• Task goal:
Write out every entry exactly as it appears.

• Records to process:
— START —

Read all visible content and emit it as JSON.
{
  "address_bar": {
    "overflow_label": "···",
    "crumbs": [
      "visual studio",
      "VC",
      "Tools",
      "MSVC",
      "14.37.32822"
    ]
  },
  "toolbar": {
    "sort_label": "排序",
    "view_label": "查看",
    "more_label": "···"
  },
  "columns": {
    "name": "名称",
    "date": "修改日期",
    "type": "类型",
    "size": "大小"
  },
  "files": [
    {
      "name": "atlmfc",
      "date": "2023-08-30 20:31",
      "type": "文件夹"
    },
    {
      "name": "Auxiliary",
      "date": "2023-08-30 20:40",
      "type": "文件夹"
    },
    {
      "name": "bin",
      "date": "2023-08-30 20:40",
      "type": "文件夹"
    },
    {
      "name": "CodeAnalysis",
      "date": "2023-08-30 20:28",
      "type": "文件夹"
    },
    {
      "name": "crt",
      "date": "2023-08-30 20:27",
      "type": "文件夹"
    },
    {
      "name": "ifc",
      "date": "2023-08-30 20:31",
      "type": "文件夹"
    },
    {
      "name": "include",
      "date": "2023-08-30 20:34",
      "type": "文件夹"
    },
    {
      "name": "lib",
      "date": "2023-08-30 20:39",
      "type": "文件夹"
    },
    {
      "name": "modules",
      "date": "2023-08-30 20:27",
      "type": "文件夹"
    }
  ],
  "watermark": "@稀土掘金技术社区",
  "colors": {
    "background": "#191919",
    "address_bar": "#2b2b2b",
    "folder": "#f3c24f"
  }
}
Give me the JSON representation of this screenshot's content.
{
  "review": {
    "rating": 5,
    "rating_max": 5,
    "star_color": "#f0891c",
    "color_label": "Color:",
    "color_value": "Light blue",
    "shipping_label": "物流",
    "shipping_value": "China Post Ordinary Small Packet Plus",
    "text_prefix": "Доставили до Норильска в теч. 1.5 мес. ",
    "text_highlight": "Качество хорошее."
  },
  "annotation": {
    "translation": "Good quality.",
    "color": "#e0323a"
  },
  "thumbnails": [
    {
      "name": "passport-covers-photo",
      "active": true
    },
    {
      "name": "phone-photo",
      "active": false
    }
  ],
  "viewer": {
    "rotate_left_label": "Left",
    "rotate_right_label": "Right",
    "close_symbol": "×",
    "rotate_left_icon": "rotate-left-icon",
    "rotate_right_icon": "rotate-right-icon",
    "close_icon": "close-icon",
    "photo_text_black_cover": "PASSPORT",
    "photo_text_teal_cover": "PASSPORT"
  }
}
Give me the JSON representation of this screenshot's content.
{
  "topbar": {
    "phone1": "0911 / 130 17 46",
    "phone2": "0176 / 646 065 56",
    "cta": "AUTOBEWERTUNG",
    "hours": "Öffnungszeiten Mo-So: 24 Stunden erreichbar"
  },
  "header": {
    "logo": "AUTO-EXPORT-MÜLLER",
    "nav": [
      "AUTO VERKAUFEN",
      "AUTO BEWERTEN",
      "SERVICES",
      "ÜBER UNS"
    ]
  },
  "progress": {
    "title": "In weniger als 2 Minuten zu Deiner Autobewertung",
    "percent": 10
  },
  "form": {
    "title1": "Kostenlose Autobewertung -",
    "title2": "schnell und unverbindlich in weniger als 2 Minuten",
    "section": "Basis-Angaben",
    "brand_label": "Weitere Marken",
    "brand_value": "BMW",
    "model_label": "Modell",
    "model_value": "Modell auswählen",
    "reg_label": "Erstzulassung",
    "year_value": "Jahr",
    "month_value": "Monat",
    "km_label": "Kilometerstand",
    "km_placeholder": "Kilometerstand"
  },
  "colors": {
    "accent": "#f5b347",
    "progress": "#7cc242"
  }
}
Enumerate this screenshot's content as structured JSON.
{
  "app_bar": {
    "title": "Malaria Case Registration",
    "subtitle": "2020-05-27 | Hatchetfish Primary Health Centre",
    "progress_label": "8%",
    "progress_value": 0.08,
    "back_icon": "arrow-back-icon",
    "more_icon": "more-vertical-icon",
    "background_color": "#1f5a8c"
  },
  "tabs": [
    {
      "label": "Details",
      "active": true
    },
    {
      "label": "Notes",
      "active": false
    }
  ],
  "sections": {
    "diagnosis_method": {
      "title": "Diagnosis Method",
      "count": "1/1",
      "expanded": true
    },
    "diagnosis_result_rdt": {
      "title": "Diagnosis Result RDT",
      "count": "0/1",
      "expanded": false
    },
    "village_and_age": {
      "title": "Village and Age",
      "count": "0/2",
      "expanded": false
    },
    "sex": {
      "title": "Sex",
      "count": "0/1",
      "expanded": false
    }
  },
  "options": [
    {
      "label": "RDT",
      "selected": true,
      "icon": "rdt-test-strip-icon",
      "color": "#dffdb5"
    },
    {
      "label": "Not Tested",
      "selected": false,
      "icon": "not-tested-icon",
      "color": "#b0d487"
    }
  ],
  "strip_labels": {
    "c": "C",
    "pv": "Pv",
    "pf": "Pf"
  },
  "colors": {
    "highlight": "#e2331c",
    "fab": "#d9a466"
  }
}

— END —

• Solved problem:
Read all visible content and emit it as JSON.
{
  "address_bar": {
    "overflow_label": "···",
    "crumbs": [
      "visual studio",
      "VC",
      "Tools",
      "MSVC",
      "14.37.32822"
    ]
  },
  "toolbar": {
    "sort_label": "排序",
    "view_label": "查看",
    "more_label": "···"
  },
  "columns": {
    "name": "名称",
    "date": "修改日期",
    "type": "类型",
    "size": "大小"
  },
  "files": [
    {
      "name": "atlmfc",
      "date": "2023-08-30 20:31",
      "type": "文件夹"
    },
    {
      "name": "Auxiliary",
      "date": "2023-08-30 20:40",
      "type": "文件夹"
    },
    {
      "name": "bin",
      "date": "2023-08-30 20:40",
      "type": "文件夹"
    },
    {
      "name": "CodeAnalysis",
      "date": "2023-08-30 20:28",
      "type": "文件夹"
    },
    {
      "name": "crt",
      "date": "2023-08-30 20:27",
      "type": "文件夹"
    },
    {
      "name": "ifc",
      "date": "2023-08-30 20:31",
      "type": "文件夹"
    },
    {
      "name": "include",
      "date": "2023-08-30 20:34",
      "type": "文件夹"
    },
    {
      "name": "lib",
      "date": "2023-08-30 20:39",
      "type": "文件夹"
    },
    {
      "name": "modules",
      "date": "2023-08-30 20:27",
      "type": "文件夹"
    }
  ],
  "watermark": "@稀土掘金技术社区",
  "colors": {
    "background": "#191919",
    "address_bar": "#2b2b2b",
    "folder": "#f3c24f"
  }
}
Give me the JSON representation of this screenshot's content.
{
  "review": {
    "rating": 5,
    "rating_max": 5,
    "star_color": "#f0891c",
    "color_label": "Color:",
    "color_value": "Light blue",
    "shipping_label": "物流",
    "shipping_value": "China Post Ordinary Small Packet Plus",
    "text_prefix": "Доставили до Норильска в теч. 1.5 мес. ",
    "text_highlight": "Качество хорошее."
  },
  "annotation": {
    "translation": "Good quality.",
    "color": "#e0323a"
  },
  "thumbnails": [
    {
      "name": "passport-covers-photo",
      "active": true
    },
    {
      "name": "phone-photo",
      "active": false
    }
  ],
  "viewer": {
    "rotate_left_label": "Left",
    "rotate_right_label": "Right",
    "close_symbol": "×",
    "rotate_left_icon": "rotate-left-icon",
    "rotate_right_icon": "rotate-right-icon",
    "close_icon": "close-icon",
    "photo_text_black_cover": "PASSPORT",
    "photo_text_teal_cover": "PASSPORT"
  }
}
Give me the JSON representation of this screenshot's content.
{
  "topbar": {
    "phone1": "0911 / 130 17 46",
    "phone2": "0176 / 646 065 56",
    "cta": "AUTOBEWERTUNG",
    "hours": "Öffnungszeiten Mo-So: 24 Stunden erreichbar"
  },
  "header": {
    "logo": "AUTO-EXPORT-MÜLLER",
    "nav": [
      "AUTO VERKAUFEN",
      "AUTO BEWERTEN",
      "SERVICES",
      "ÜBER UNS"
    ]
  },
  "progress": {
    "title": "In weniger als 2 Minuten zu Deiner Autobewertung",
    "percent": 10
  },
  "form": {
    "title1": "Kostenlose Autobewertung -",
    "title2": "schnell und unverbindlich in weniger als 2 Minuten",
    "section": "Basis-Angaben",
    "brand_label": "Weitere Marken",
    "brand_value": "BMW",
    "model_label": "Modell",
    "model_value": "Modell auswählen",
    "reg_label": "Erstzulassung",
    "year_value": "Jahr",
    "month_value": "Monat",
    "km_label": "Kilometerstand",
    "km_placeholder": "Kilometerstand"
  },
  "colors": {
    "accent": "#f5b347",
    "progress": "#7cc242"
  }
}
Enumerate this screenshot's content as structured JSON.
{
  "app_bar": {
    "title": "Malaria Case Registration",
    "subtitle": "2020-05-27 | Hatchetfish Primary Health Centre",
    "progress_label": "8%",
    "progress_value": 0.08,
    "back_icon": "arrow-back-icon",
    "more_icon": "more-vertical-icon",
    "background_color": "#1f5a8c"
  },
  "tabs": [
    {
      "label": "Details",
      "active": true
    },
    {
      "label": "Notes",
      "active": false
    }
  ],
  "sections": {
    "diagnosis_method": {
      "title": "Diagnosis Method",
      "count": "1/1",
      "expanded": true
    },
    "diagnosis_result_rdt": {
      "title": "Diagnosis Result RDT",
      "count": "0/1",
      "expanded": false
    },
    "village_and_age": {
      "title": "Village and Age",
      "count": "0/2",
      "expanded": false
    },
    "sex": {
      "title": "Sex",
      "count": "0/1",
      "expanded": false
    }
  },
  "options": [
    {
      "label": "RDT",
      "selected": true,
      "icon": "rdt-test-strip-icon",
      "color": "#dffdb5"
    },
    {
      "label": "Not Tested",
      "selected": false,
      "icon": "not-tested-icon",
      "color": "#b0d487"
    }
  ],
  "strip_labels": {
    "c": "C",
    "pv": "Pv",
    "pf": "Pf"
  },
  "colors": {
    "highlight": "#e2331c",
    "fab": "#d9a466"
  }
}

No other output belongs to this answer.